Problem requirements –
Within the listing below, locate all lines containing the word "crying". Copy each one.

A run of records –
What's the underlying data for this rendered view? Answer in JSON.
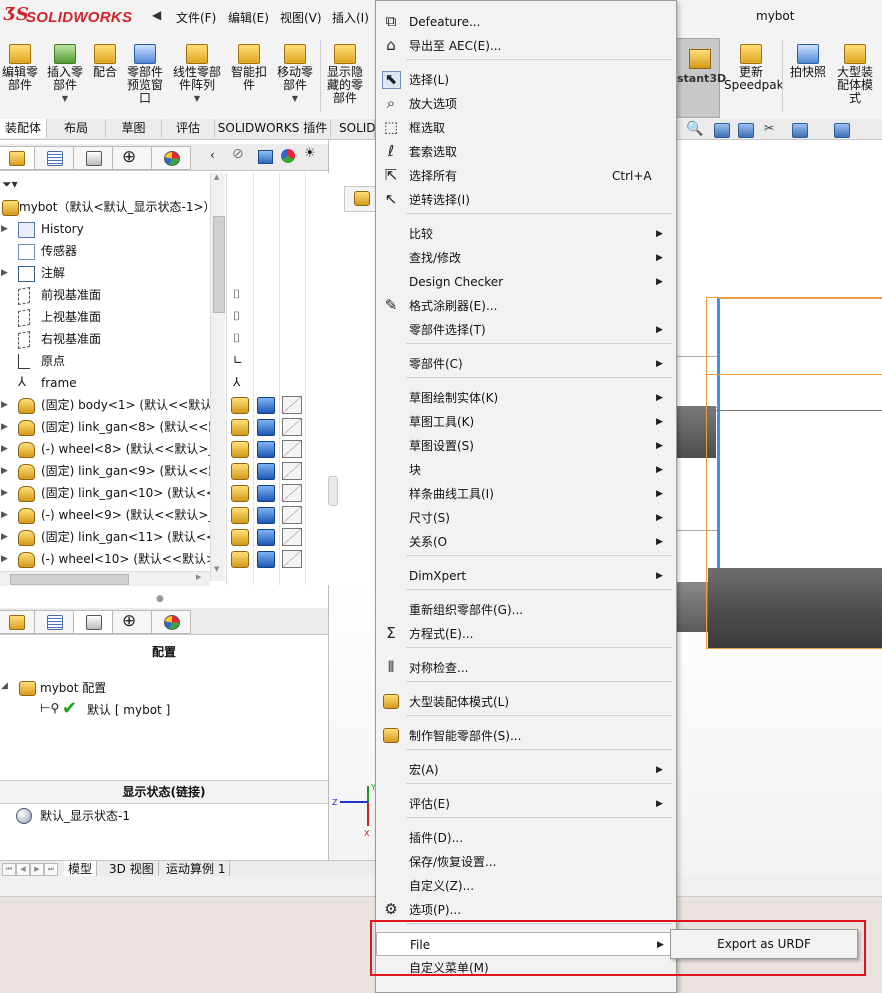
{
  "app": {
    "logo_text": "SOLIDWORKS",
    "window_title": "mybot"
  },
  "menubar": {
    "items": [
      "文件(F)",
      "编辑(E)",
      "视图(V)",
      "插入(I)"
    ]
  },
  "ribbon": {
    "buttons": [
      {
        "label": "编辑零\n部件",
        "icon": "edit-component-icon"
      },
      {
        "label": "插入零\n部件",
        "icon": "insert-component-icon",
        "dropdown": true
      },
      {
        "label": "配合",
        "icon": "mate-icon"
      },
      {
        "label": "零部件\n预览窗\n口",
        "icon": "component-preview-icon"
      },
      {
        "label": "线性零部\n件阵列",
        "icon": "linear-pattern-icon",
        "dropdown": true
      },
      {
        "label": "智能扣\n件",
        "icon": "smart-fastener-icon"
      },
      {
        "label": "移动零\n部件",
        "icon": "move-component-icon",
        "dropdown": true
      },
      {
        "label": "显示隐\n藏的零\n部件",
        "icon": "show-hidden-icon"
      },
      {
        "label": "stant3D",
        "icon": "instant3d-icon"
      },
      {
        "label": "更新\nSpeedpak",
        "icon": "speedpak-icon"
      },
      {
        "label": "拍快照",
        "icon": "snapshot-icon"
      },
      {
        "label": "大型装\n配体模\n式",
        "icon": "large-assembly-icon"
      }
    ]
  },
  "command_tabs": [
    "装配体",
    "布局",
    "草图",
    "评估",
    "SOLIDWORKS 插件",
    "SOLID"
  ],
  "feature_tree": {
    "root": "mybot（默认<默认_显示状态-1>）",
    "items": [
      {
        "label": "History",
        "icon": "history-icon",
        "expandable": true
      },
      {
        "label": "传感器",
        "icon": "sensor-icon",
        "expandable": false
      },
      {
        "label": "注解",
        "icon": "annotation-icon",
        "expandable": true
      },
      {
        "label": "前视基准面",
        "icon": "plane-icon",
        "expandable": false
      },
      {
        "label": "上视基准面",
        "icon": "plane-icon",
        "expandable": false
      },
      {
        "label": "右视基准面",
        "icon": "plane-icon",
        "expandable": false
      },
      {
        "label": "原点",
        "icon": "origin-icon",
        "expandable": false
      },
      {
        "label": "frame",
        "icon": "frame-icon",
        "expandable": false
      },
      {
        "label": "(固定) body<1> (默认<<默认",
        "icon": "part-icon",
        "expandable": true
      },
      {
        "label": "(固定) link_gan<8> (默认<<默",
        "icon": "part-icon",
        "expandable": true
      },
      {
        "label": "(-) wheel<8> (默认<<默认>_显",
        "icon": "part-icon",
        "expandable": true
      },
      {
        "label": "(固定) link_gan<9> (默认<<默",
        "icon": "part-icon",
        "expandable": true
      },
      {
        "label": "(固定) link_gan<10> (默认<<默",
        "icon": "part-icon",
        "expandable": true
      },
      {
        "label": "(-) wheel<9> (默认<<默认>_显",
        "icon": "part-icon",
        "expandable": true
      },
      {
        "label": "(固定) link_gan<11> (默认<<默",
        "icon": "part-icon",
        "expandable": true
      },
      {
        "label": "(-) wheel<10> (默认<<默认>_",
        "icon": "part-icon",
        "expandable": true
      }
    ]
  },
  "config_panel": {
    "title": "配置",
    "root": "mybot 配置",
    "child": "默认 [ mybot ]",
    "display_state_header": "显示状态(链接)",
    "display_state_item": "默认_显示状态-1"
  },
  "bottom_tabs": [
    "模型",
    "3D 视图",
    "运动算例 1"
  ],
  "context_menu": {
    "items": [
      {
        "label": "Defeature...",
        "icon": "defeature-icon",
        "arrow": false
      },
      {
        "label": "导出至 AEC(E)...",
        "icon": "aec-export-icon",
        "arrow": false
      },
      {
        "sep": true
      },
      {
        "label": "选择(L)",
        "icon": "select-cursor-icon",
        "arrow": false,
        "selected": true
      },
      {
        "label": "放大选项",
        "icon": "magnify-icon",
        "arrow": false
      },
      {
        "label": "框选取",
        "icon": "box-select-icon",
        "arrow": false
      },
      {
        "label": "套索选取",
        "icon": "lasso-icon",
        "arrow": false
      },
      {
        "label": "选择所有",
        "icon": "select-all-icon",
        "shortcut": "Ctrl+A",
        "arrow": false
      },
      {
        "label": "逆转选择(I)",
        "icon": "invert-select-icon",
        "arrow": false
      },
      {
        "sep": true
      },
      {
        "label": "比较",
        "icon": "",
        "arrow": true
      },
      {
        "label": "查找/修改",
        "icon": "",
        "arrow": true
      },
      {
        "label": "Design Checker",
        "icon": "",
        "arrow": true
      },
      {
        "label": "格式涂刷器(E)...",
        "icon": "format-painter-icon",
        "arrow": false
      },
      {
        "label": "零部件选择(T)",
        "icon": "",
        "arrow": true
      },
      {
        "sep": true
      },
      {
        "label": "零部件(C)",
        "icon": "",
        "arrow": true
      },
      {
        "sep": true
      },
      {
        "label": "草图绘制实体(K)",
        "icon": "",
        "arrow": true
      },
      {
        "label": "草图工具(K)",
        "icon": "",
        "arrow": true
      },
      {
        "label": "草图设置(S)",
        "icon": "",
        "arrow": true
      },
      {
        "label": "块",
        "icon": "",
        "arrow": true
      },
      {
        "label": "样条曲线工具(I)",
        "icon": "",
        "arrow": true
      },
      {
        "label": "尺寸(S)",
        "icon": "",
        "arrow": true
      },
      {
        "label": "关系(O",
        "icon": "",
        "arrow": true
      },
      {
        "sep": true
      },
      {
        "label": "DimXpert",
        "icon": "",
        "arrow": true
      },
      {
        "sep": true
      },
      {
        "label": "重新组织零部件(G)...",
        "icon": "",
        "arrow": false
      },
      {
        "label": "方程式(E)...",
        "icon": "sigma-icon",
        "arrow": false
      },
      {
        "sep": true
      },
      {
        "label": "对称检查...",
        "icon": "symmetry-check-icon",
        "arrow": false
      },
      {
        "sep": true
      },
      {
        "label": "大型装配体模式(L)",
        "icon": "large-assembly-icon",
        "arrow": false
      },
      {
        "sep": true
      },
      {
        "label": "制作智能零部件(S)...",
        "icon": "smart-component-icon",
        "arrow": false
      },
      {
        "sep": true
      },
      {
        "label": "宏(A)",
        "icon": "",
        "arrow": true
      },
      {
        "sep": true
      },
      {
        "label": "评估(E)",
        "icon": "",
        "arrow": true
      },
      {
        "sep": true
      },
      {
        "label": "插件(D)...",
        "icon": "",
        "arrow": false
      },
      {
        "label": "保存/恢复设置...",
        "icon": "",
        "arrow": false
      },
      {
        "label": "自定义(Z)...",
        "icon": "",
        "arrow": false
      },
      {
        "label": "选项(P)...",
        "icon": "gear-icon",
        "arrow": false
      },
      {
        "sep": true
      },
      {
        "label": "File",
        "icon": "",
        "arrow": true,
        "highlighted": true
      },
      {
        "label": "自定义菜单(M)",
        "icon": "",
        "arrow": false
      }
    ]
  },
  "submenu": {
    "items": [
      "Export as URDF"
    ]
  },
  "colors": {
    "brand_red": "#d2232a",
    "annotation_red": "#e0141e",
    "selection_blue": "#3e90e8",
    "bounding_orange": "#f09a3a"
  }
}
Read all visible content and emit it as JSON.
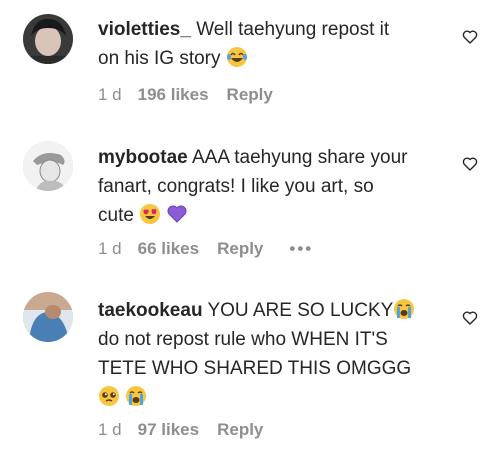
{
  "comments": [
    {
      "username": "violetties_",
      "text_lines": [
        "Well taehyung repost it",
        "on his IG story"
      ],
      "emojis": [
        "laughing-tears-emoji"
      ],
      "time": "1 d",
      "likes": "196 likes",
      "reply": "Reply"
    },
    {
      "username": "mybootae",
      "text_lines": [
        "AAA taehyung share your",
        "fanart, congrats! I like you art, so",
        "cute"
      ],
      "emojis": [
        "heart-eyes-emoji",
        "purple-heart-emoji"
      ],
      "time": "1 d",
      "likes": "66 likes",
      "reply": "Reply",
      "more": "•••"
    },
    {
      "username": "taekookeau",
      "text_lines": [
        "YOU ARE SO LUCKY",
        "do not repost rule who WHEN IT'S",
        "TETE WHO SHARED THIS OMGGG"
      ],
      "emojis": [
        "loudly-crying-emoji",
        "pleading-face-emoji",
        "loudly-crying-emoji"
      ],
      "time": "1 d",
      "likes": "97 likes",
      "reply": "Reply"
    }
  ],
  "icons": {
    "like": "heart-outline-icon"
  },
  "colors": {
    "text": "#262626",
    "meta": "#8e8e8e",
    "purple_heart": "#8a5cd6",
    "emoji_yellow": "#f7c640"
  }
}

Result of the exercise –
        "loudly-crying-emoji",
        "loudly-crying-emoji"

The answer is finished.